══ Entries supplied ══

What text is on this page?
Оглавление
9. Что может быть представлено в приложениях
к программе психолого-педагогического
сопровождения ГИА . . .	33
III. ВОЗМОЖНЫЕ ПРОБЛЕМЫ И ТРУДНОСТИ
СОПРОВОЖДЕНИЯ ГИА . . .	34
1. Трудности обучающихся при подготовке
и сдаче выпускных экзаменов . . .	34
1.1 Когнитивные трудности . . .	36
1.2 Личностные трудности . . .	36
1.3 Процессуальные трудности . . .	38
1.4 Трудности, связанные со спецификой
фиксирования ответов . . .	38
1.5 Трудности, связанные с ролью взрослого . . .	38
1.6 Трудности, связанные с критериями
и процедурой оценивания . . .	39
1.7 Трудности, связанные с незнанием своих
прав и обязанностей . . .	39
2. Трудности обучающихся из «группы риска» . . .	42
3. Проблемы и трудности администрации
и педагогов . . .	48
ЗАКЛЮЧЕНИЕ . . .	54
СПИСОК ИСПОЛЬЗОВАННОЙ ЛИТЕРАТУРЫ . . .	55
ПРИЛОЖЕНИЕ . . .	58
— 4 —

═══

§ Problem requirements:
Extract each line holding the string "связанные".

§ Solution for this exercise:
1.4 Трудности, связанные со спецификой
1.5 Трудности, связанные с ролью взрослого . . .	38
1.6 Трудности, связанные с критериями
1.7 Трудности, связанные с незнанием своих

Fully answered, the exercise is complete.